**Given problem:**
Return all the entries exactly, keeping pictures out.

○ ○ ○ ○

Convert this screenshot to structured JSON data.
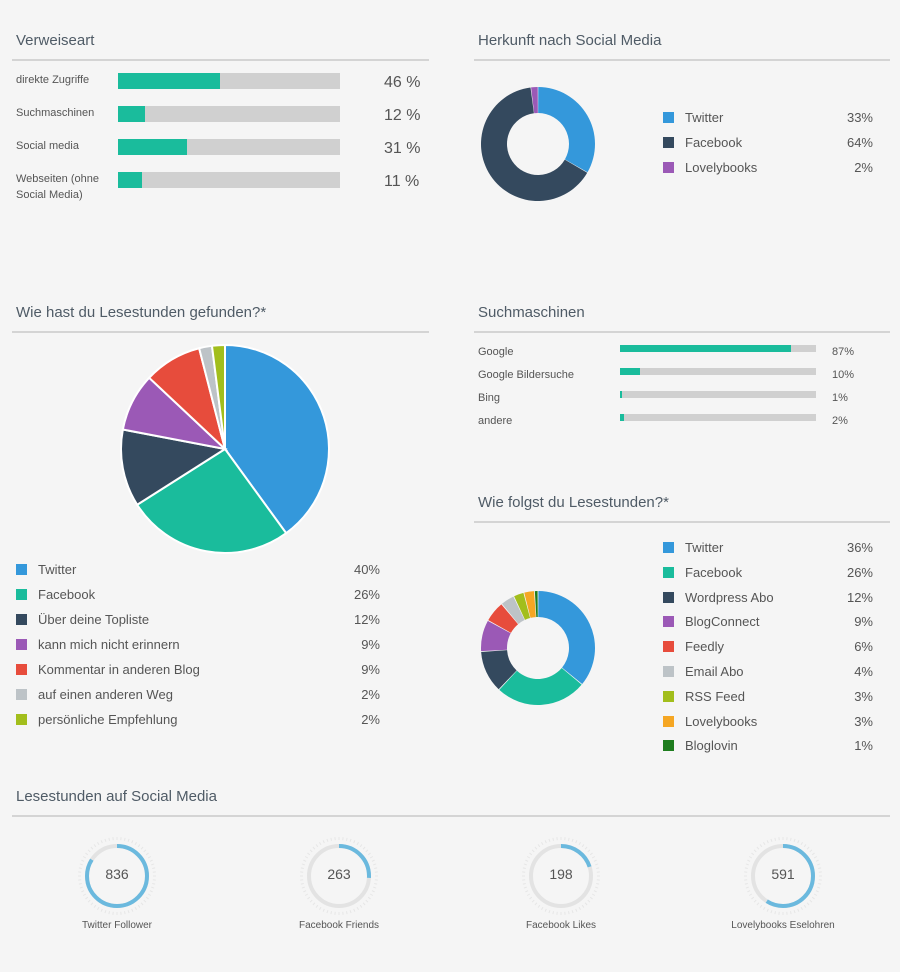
{
  "colors": {
    "blue": "#3498db",
    "teal": "#1abc9c",
    "navy": "#34495e",
    "purple": "#9b59b6",
    "red": "#e74c3c",
    "silver": "#bdc3c7",
    "lime": "#a2be1c",
    "orange": "#f5a623",
    "green": "#1e7d1e",
    "ring": "#6bb9de",
    "ring_track": "#e3e3e3"
  },
  "chart_data": [
    {
      "type": "bar",
      "title": "Verweiseart",
      "orientation": "horizontal",
      "categories": [
        "direkte Zugriffe",
        "Suchmaschinen",
        "Social media",
        "Webseiten (ohne Social Media)"
      ],
      "values": [
        46,
        12,
        31,
        11
      ],
      "value_labels": [
        "46 %",
        "12 %",
        "31 %",
        "11 %"
      ],
      "xlim": [
        0,
        100
      ]
    },
    {
      "type": "pie",
      "variant": "donut",
      "title": "Herkunft nach Social Media",
      "categories": [
        "Twitter",
        "Facebook",
        "Lovelybooks"
      ],
      "values": [
        33,
        64,
        2
      ],
      "value_labels": [
        "33%",
        "64%",
        "2%"
      ],
      "colors": [
        "#3498db",
        "#34495e",
        "#9b59b6"
      ],
      "legend": "right"
    },
    {
      "type": "pie",
      "title": "Wie hast du Lesestunden gefunden?*",
      "categories": [
        "Twitter",
        "Facebook",
        "Über deine Topliste",
        "kann mich nicht erinnern",
        "Kommentar in anderen Blog",
        "auf einen anderen Weg",
        "persönliche Empfehlung"
      ],
      "values": [
        40,
        26,
        12,
        9,
        9,
        2,
        2
      ],
      "value_labels": [
        "40%",
        "26%",
        "12%",
        "9%",
        "9%",
        "2%",
        "2%"
      ],
      "colors": [
        "#3498db",
        "#1abc9c",
        "#34495e",
        "#9b59b6",
        "#e74c3c",
        "#bdc3c7",
        "#a2be1c"
      ],
      "legend": "bottom"
    },
    {
      "type": "bar",
      "title": "Suchmaschinen",
      "orientation": "horizontal",
      "categories": [
        "Google",
        "Google Bildersuche",
        "Bing",
        "andere"
      ],
      "values": [
        87,
        10,
        1,
        2
      ],
      "value_labels": [
        "87%",
        "10%",
        "1%",
        "2%"
      ],
      "xlim": [
        0,
        100
      ]
    },
    {
      "type": "pie",
      "variant": "donut",
      "title": "Wie folgst du Lesestunden?*",
      "categories": [
        "Twitter",
        "Facebook",
        "Wordpress Abo",
        "BlogConnect",
        "Feedly",
        "Email Abo",
        "RSS Feed",
        "Lovelybooks",
        "Bloglovin"
      ],
      "values": [
        36,
        26,
        12,
        9,
        6,
        4,
        3,
        3,
        1
      ],
      "value_labels": [
        "36%",
        "26%",
        "12%",
        "9%",
        "6%",
        "4%",
        "3%",
        "3%",
        "1%"
      ],
      "colors": [
        "#3498db",
        "#1abc9c",
        "#34495e",
        "#9b59b6",
        "#e74c3c",
        "#bdc3c7",
        "#a2be1c",
        "#f5a623",
        "#1e7d1e"
      ],
      "legend": "right"
    }
  ],
  "social": {
    "title": "Lesestunden auf Social Media",
    "stats": [
      {
        "value": "836",
        "caption": "Twitter Follower",
        "fill": 0.84
      },
      {
        "value": "263",
        "caption": "Facebook Friends",
        "fill": 0.26
      },
      {
        "value": "198",
        "caption": "Facebook Likes",
        "fill": 0.2
      },
      {
        "value": "591",
        "caption": "Lovelybooks Eselohren",
        "fill": 0.59
      }
    ]
  }
}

○ ○ ○ ○

**Task solution:**
Convert this screenshot to structured JSON data.
{
  "colors": {
    "blue": "#3498db",
    "teal": "#1abc9c",
    "navy": "#34495e",
    "purple": "#9b59b6",
    "red": "#e74c3c",
    "silver": "#bdc3c7",
    "lime": "#a2be1c",
    "orange": "#f5a623",
    "green": "#1e7d1e",
    "ring": "#6bb9de",
    "ring_track": "#e3e3e3"
  },
  "chart_data": [
    {
      "type": "bar",
      "title": "Verweiseart",
      "orientation": "horizontal",
      "categories": [
        "direkte Zugriffe",
        "Suchmaschinen",
        "Social media",
        "Webseiten (ohne Social Media)"
      ],
      "values": [
        46,
        12,
        31,
        11
      ],
      "value_labels": [
        "46 %",
        "12 %",
        "31 %",
        "11 %"
      ],
      "xlim": [
        0,
        100
      ]
    },
    {
      "type": "pie",
      "variant": "donut",
      "title": "Herkunft nach Social Media",
      "categories": [
        "Twitter",
        "Facebook",
        "Lovelybooks"
      ],
      "values": [
        33,
        64,
        2
      ],
      "value_labels": [
        "33%",
        "64%",
        "2%"
      ],
      "colors": [
        "#3498db",
        "#34495e",
        "#9b59b6"
      ],
      "legend": "right"
    },
    {
      "type": "pie",
      "title": "Wie hast du Lesestunden gefunden?*",
      "categories": [
        "Twitter",
        "Facebook",
        "Über deine Topliste",
        "kann mich nicht erinnern",
        "Kommentar in anderen Blog",
        "auf einen anderen Weg",
        "persönliche Empfehlung"
      ],
      "values": [
        40,
        26,
        12,
        9,
        9,
        2,
        2
      ],
      "value_labels": [
        "40%",
        "26%",
        "12%",
        "9%",
        "9%",
        "2%",
        "2%"
      ],
      "colors": [
        "#3498db",
        "#1abc9c",
        "#34495e",
        "#9b59b6",
        "#e74c3c",
        "#bdc3c7",
        "#a2be1c"
      ],
      "legend": "bottom"
    },
    {
      "type": "bar",
      "title": "Suchmaschinen",
      "orientation": "horizontal",
      "categories": [
        "Google",
        "Google Bildersuche",
        "Bing",
        "andere"
      ],
      "values": [
        87,
        10,
        1,
        2
      ],
      "value_labels": [
        "87%",
        "10%",
        "1%",
        "2%"
      ],
      "xlim": [
        0,
        100
      ]
    },
    {
      "type": "pie",
      "variant": "donut",
      "title": "Wie folgst du Lesestunden?*",
      "categories": [
        "Twitter",
        "Facebook",
        "Wordpress Abo",
        "BlogConnect",
        "Feedly",
        "Email Abo",
        "RSS Feed",
        "Lovelybooks",
        "Bloglovin"
      ],
      "values": [
        36,
        26,
        12,
        9,
        6,
        4,
        3,
        3,
        1
      ],
      "value_labels": [
        "36%",
        "26%",
        "12%",
        "9%",
        "6%",
        "4%",
        "3%",
        "3%",
        "1%"
      ],
      "colors": [
        "#3498db",
        "#1abc9c",
        "#34495e",
        "#9b59b6",
        "#e74c3c",
        "#bdc3c7",
        "#a2be1c",
        "#f5a623",
        "#1e7d1e"
      ],
      "legend": "right"
    }
  ],
  "social": {
    "title": "Lesestunden auf Social Media",
    "stats": [
      {
        "value": "836",
        "caption": "Twitter Follower",
        "fill": 0.84
      },
      {
        "value": "263",
        "caption": "Facebook Friends",
        "fill": 0.26
      },
      {
        "value": "198",
        "caption": "Facebook Likes",
        "fill": 0.2
      },
      {
        "value": "591",
        "caption": "Lovelybooks Eselohren",
        "fill": 0.59
      }
    ]
  }
}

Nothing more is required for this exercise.